* **PROMPT**: Repeat the records word for word, excluding any picture.

* **EXTRACTED DATA**:

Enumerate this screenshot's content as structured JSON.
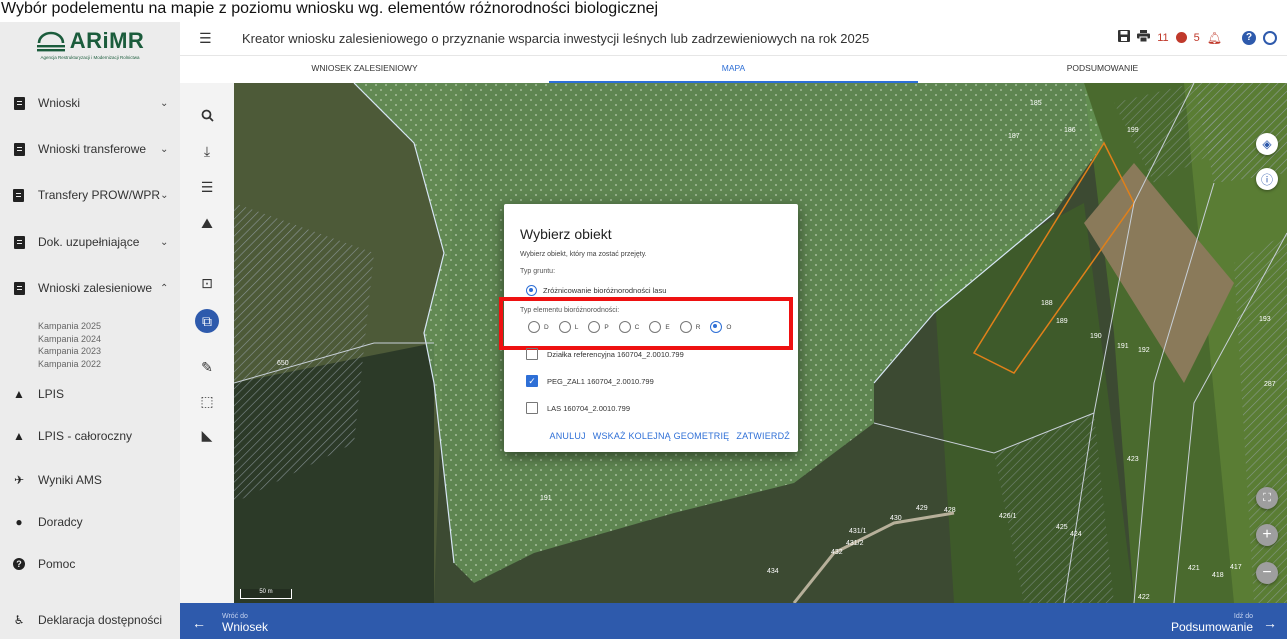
{
  "caption": "Wybór podelementu na mapie z poziomu wniosku wg. elementów różnorodności biologicznej",
  "sidebar": {
    "logo_text": "ARiMR",
    "logo_sub": "Agencja Restrukturyzacji i Modernizacji Rolnictwa",
    "items": [
      {
        "label": "Wnioski",
        "icon": "clipboard-icon",
        "chev": "⌄"
      },
      {
        "label": "Wnioski transferowe",
        "icon": "clipboard-icon",
        "chev": "⌄"
      },
      {
        "label": "Transfery PROW/WPR",
        "icon": "clipboard-icon",
        "chev": "⌄"
      },
      {
        "label": "Dok. uzupełniające",
        "icon": "clipboard-icon",
        "chev": "⌄"
      },
      {
        "label": "Wnioski zalesieniowe",
        "icon": "clipboard-icon",
        "chev": "⌃"
      },
      {
        "label": "LPIS",
        "icon": "mountain-icon",
        "chev": ""
      },
      {
        "label": "LPIS - całoroczny",
        "icon": "mountain-icon",
        "chev": ""
      },
      {
        "label": "Wyniki AMS",
        "icon": "satellite-icon",
        "chev": ""
      },
      {
        "label": "Doradcy",
        "icon": "user-icon",
        "chev": ""
      },
      {
        "label": "Pomoc",
        "icon": "help-icon",
        "chev": ""
      },
      {
        "label": "Deklaracja dostępności",
        "icon": "accessibility-icon",
        "chev": ""
      }
    ],
    "sub_items": [
      "Kampania 2025",
      "Kampania 2024",
      "Kampania 2023",
      "Kampania 2022"
    ]
  },
  "topbar": {
    "title": "Kreator wniosku zalesieniowego o przyznanie wsparcia inwestycji leśnych lub zadrzewieniowych na rok 2025",
    "count_errors": "11",
    "count_alerts": "5"
  },
  "tabs": [
    {
      "label": "WNIOSEK ZALESIENIOWY",
      "active": false
    },
    {
      "label": "MAPA",
      "active": true
    },
    {
      "label": "PODSUMOWANIE",
      "active": false
    }
  ],
  "map": {
    "scale_label": "50 m",
    "parcel_labels": [
      "185",
      "186",
      "187",
      "199",
      "188",
      "189",
      "190",
      "191",
      "192",
      "193",
      "287",
      "650",
      "423",
      "429",
      "428",
      "426/1",
      "430",
      "431/1",
      "431/2",
      "432",
      "425",
      "424",
      "421",
      "417",
      "418",
      "422",
      "434",
      "191"
    ]
  },
  "dialog": {
    "title": "Wybierz obiekt",
    "subtitle": "Wybierz obiekt, który ma zostać przejęty.",
    "ground_type_label": "Typ gruntu:",
    "ground_type_option": "Zróżnicowanie bioróżnorodności lasu",
    "bio_type_label": "Typ elementu bioróżnorodności:",
    "bio_options": [
      {
        "label": "D",
        "checked": false
      },
      {
        "label": "L",
        "checked": false
      },
      {
        "label": "P",
        "checked": false
      },
      {
        "label": "C",
        "checked": false
      },
      {
        "label": "E",
        "checked": false
      },
      {
        "label": "R",
        "checked": false
      },
      {
        "label": "O",
        "checked": true
      }
    ],
    "checkboxes": [
      {
        "label": "Działka referencyjna 160704_2.0010.799",
        "checked": false
      },
      {
        "label": "PEG_ZAL1 160704_2.0010.799",
        "checked": true
      },
      {
        "label": "LAS 160704_2.0010.799",
        "checked": false
      }
    ],
    "actions": {
      "cancel": "ANULUJ",
      "next": "WSKAŻ KOLEJNĄ GEOMETRIĘ",
      "confirm": "ZATWIERDŹ"
    }
  },
  "bottombar": {
    "back_small": "Wróć do",
    "back_big": "Wniosek",
    "next_small": "Idź do",
    "next_big": "Podsumowanie"
  },
  "colors": {
    "primary": "#2e5aac",
    "accent": "#2e6fd6",
    "highlight": "#ee1111",
    "logo": "#1b5c3c"
  }
}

* **SOLUTION TO THIS EXERCISE**:
Enumerate this screenshot's content as structured JSON.
{
  "caption": "Wybór podelementu na mapie z poziomu wniosku wg. elementów różnorodności biologicznej",
  "sidebar": {
    "logo_text": "ARiMR",
    "logo_sub": "Agencja Restrukturyzacji i Modernizacji Rolnictwa",
    "items": [
      {
        "label": "Wnioski",
        "icon": "clipboard-icon",
        "chev": "⌄"
      },
      {
        "label": "Wnioski transferowe",
        "icon": "clipboard-icon",
        "chev": "⌄"
      },
      {
        "label": "Transfery PROW/WPR",
        "icon": "clipboard-icon",
        "chev": "⌄"
      },
      {
        "label": "Dok. uzupełniające",
        "icon": "clipboard-icon",
        "chev": "⌄"
      },
      {
        "label": "Wnioski zalesieniowe",
        "icon": "clipboard-icon",
        "chev": "⌃"
      },
      {
        "label": "LPIS",
        "icon": "mountain-icon",
        "chev": ""
      },
      {
        "label": "LPIS - całoroczny",
        "icon": "mountain-icon",
        "chev": ""
      },
      {
        "label": "Wyniki AMS",
        "icon": "satellite-icon",
        "chev": ""
      },
      {
        "label": "Doradcy",
        "icon": "user-icon",
        "chev": ""
      },
      {
        "label": "Pomoc",
        "icon": "help-icon",
        "chev": ""
      },
      {
        "label": "Deklaracja dostępności",
        "icon": "accessibility-icon",
        "chev": ""
      }
    ],
    "sub_items": [
      "Kampania 2025",
      "Kampania 2024",
      "Kampania 2023",
      "Kampania 2022"
    ]
  },
  "topbar": {
    "title": "Kreator wniosku zalesieniowego o przyznanie wsparcia inwestycji leśnych lub zadrzewieniowych na rok 2025",
    "count_errors": "11",
    "count_alerts": "5"
  },
  "tabs": [
    {
      "label": "WNIOSEK ZALESIENIOWY",
      "active": false
    },
    {
      "label": "MAPA",
      "active": true
    },
    {
      "label": "PODSUMOWANIE",
      "active": false
    }
  ],
  "map": {
    "scale_label": "50 m",
    "parcel_labels": [
      "185",
      "186",
      "187",
      "199",
      "188",
      "189",
      "190",
      "191",
      "192",
      "193",
      "287",
      "650",
      "423",
      "429",
      "428",
      "426/1",
      "430",
      "431/1",
      "431/2",
      "432",
      "425",
      "424",
      "421",
      "417",
      "418",
      "422",
      "434",
      "191"
    ]
  },
  "dialog": {
    "title": "Wybierz obiekt",
    "subtitle": "Wybierz obiekt, który ma zostać przejęty.",
    "ground_type_label": "Typ gruntu:",
    "ground_type_option": "Zróżnicowanie bioróżnorodności lasu",
    "bio_type_label": "Typ elementu bioróżnorodności:",
    "bio_options": [
      {
        "label": "D",
        "checked": false
      },
      {
        "label": "L",
        "checked": false
      },
      {
        "label": "P",
        "checked": false
      },
      {
        "label": "C",
        "checked": false
      },
      {
        "label": "E",
        "checked": false
      },
      {
        "label": "R",
        "checked": false
      },
      {
        "label": "O",
        "checked": true
      }
    ],
    "checkboxes": [
      {
        "label": "Działka referencyjna 160704_2.0010.799",
        "checked": false
      },
      {
        "label": "PEG_ZAL1 160704_2.0010.799",
        "checked": true
      },
      {
        "label": "LAS 160704_2.0010.799",
        "checked": false
      }
    ],
    "actions": {
      "cancel": "ANULUJ",
      "next": "WSKAŻ KOLEJNĄ GEOMETRIĘ",
      "confirm": "ZATWIERDŹ"
    }
  },
  "bottombar": {
    "back_small": "Wróć do",
    "back_big": "Wniosek",
    "next_small": "Idź do",
    "next_big": "Podsumowanie"
  },
  "colors": {
    "primary": "#2e5aac",
    "accent": "#2e6fd6",
    "highlight": "#ee1111",
    "logo": "#1b5c3c"
  }
}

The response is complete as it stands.